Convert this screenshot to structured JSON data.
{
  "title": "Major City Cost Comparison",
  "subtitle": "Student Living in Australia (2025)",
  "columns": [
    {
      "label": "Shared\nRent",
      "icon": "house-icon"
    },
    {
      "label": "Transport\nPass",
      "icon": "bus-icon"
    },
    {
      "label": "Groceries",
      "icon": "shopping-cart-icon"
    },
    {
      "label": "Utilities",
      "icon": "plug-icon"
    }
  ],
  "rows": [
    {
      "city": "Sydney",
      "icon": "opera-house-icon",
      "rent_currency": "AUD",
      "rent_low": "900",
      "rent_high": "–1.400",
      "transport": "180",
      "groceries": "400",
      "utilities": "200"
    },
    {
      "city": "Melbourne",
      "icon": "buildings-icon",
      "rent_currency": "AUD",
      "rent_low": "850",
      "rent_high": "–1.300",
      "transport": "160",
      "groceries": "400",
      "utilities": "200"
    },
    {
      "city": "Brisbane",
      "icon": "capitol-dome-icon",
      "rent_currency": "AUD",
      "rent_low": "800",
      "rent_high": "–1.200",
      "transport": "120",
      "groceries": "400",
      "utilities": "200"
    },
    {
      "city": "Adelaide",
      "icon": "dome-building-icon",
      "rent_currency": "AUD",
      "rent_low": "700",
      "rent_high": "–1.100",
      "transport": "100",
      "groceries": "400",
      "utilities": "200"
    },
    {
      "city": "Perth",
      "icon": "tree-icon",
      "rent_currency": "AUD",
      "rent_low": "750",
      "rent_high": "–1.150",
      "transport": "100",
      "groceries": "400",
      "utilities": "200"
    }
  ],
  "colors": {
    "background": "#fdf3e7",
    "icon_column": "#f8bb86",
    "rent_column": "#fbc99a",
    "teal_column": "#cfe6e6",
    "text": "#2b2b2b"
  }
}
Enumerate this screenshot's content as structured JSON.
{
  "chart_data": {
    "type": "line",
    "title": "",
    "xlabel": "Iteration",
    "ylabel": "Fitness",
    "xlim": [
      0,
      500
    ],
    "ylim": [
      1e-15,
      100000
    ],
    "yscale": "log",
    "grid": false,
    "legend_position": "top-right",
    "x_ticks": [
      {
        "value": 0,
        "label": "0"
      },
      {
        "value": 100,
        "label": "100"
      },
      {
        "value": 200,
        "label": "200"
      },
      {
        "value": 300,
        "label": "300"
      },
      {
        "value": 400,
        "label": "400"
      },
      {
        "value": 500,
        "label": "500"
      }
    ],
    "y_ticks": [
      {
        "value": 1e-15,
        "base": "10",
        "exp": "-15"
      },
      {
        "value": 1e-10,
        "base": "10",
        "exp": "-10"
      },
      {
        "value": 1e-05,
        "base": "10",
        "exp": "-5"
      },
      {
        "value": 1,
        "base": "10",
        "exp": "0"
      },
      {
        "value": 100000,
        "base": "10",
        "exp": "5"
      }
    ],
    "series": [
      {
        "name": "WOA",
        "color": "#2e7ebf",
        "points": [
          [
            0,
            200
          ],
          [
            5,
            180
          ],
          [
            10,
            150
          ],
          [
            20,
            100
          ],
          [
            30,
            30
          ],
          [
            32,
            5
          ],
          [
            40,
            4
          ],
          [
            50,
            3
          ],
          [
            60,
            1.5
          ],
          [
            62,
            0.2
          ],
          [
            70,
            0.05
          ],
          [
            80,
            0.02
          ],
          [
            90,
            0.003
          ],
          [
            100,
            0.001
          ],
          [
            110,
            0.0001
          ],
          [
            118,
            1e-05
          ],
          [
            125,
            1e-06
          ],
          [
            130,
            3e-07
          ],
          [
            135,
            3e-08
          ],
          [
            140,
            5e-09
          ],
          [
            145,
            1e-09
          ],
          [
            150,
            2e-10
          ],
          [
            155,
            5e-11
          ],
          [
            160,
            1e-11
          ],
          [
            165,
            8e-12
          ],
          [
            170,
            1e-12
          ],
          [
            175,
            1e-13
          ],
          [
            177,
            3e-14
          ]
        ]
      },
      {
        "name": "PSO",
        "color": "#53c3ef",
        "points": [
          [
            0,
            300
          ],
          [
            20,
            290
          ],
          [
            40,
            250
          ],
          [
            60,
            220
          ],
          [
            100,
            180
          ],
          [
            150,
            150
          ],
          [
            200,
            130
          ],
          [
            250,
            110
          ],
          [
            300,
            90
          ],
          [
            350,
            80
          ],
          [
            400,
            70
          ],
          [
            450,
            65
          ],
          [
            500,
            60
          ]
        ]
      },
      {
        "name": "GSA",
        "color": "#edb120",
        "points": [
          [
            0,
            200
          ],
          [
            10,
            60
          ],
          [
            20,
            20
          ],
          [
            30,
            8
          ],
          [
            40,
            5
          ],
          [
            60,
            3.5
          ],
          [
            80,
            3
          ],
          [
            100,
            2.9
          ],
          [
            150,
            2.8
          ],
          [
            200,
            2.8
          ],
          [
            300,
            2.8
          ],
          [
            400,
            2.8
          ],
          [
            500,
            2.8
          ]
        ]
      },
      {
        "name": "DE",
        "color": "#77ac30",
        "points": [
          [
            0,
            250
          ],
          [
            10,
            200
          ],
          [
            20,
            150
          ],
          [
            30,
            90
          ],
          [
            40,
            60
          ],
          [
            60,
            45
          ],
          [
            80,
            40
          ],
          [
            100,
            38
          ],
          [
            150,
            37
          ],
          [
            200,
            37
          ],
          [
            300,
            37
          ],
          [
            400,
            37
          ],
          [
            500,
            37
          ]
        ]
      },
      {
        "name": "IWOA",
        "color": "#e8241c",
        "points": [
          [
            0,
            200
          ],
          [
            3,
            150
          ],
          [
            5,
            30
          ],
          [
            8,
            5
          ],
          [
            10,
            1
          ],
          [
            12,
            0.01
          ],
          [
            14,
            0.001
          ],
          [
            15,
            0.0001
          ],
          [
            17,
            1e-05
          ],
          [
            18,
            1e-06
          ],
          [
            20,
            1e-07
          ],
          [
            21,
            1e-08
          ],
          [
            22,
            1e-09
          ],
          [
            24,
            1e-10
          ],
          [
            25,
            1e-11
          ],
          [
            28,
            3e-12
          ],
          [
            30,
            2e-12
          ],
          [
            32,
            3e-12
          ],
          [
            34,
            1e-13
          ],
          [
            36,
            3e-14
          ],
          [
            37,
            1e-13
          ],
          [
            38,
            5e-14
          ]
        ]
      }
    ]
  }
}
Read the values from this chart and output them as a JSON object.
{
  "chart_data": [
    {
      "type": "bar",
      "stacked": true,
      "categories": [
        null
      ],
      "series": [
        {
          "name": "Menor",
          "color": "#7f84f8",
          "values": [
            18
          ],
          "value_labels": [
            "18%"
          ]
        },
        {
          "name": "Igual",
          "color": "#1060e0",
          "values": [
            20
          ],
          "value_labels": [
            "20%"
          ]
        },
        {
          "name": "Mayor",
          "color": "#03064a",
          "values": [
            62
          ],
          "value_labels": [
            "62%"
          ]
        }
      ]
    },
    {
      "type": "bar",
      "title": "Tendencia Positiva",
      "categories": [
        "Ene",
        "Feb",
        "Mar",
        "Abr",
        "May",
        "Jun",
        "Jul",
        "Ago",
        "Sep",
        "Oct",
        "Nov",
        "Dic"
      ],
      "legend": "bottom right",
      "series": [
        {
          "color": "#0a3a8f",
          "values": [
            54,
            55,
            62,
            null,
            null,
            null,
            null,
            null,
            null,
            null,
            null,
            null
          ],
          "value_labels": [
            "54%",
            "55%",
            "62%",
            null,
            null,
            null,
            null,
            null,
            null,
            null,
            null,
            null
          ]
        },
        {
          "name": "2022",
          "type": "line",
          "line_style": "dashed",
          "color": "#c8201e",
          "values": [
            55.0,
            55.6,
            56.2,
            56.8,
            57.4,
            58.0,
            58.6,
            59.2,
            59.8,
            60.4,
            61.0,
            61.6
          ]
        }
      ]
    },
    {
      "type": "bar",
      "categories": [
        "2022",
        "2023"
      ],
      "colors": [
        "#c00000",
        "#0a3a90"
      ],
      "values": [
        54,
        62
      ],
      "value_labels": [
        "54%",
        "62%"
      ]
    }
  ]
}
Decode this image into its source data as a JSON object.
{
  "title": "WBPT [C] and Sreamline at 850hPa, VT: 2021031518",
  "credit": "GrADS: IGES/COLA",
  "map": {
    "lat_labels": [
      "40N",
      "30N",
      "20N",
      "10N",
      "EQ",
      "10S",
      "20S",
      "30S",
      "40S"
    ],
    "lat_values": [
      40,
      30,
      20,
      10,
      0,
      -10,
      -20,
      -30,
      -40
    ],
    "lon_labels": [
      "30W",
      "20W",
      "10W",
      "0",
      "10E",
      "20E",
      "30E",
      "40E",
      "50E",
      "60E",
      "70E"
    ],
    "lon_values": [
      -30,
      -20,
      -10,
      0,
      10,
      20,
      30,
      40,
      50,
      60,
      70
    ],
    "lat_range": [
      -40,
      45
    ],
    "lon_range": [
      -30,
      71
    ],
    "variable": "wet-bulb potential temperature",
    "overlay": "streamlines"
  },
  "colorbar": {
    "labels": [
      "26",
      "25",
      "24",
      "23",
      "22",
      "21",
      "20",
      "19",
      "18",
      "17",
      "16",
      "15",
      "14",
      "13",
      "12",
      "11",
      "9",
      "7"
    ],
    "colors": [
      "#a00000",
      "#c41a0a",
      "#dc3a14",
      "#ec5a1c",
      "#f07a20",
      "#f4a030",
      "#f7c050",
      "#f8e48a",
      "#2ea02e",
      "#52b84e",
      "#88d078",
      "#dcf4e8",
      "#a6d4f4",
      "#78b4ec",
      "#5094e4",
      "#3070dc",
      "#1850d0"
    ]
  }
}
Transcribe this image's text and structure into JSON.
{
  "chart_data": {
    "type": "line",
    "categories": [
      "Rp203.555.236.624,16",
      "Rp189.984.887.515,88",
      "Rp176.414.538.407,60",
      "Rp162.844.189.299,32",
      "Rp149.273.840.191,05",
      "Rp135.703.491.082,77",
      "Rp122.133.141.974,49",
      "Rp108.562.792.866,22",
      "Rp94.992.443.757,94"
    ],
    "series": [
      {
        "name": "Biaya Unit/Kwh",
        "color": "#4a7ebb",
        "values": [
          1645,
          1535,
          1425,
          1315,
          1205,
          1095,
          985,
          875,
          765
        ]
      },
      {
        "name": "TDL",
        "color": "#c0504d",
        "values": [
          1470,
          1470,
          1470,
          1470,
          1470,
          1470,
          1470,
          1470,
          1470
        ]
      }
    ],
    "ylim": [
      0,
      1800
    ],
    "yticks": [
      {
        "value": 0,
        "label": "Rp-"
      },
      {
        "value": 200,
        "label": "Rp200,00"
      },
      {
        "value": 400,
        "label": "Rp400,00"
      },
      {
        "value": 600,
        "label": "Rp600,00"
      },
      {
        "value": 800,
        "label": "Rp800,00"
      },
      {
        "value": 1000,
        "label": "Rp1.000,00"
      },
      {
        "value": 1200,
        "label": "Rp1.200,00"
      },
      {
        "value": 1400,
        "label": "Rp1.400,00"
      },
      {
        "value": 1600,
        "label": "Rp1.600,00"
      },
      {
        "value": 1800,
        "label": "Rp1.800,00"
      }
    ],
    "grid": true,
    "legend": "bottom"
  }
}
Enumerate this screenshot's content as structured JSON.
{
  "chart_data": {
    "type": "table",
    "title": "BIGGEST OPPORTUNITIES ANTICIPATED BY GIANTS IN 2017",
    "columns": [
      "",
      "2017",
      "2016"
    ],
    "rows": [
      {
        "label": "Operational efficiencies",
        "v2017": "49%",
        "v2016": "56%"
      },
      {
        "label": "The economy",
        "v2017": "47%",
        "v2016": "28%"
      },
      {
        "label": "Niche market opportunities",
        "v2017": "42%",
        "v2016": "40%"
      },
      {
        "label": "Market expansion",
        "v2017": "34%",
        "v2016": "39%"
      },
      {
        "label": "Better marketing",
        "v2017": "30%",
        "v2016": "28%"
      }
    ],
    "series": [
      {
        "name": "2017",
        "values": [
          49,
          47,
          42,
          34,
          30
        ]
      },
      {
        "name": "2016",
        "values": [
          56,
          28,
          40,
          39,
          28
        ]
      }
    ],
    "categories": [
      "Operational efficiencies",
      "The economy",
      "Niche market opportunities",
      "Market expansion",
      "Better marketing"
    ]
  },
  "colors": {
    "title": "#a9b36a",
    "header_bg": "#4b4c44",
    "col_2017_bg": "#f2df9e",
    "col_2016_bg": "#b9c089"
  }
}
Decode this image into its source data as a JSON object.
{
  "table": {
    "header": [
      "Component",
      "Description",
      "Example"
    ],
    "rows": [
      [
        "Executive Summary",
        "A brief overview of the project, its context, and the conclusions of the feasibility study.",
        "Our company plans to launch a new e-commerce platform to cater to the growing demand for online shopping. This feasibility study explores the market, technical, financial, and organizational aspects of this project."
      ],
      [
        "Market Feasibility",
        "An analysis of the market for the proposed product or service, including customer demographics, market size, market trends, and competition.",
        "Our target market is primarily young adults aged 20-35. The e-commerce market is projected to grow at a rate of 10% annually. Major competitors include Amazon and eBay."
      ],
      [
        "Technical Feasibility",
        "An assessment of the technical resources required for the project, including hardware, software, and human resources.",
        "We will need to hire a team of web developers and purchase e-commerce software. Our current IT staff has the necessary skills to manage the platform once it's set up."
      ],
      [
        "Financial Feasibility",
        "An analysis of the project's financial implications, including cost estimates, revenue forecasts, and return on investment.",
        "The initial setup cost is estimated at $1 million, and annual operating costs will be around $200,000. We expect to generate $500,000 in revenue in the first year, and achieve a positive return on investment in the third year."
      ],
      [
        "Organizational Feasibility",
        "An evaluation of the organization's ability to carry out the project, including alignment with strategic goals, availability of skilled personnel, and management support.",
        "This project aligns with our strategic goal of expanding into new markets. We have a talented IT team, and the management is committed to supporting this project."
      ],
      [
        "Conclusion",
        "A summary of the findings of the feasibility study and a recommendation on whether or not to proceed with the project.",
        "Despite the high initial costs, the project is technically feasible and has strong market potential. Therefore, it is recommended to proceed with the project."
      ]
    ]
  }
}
▬▬▬
Find every line with "shopping" in the listing and state how many there are, nothing else.

2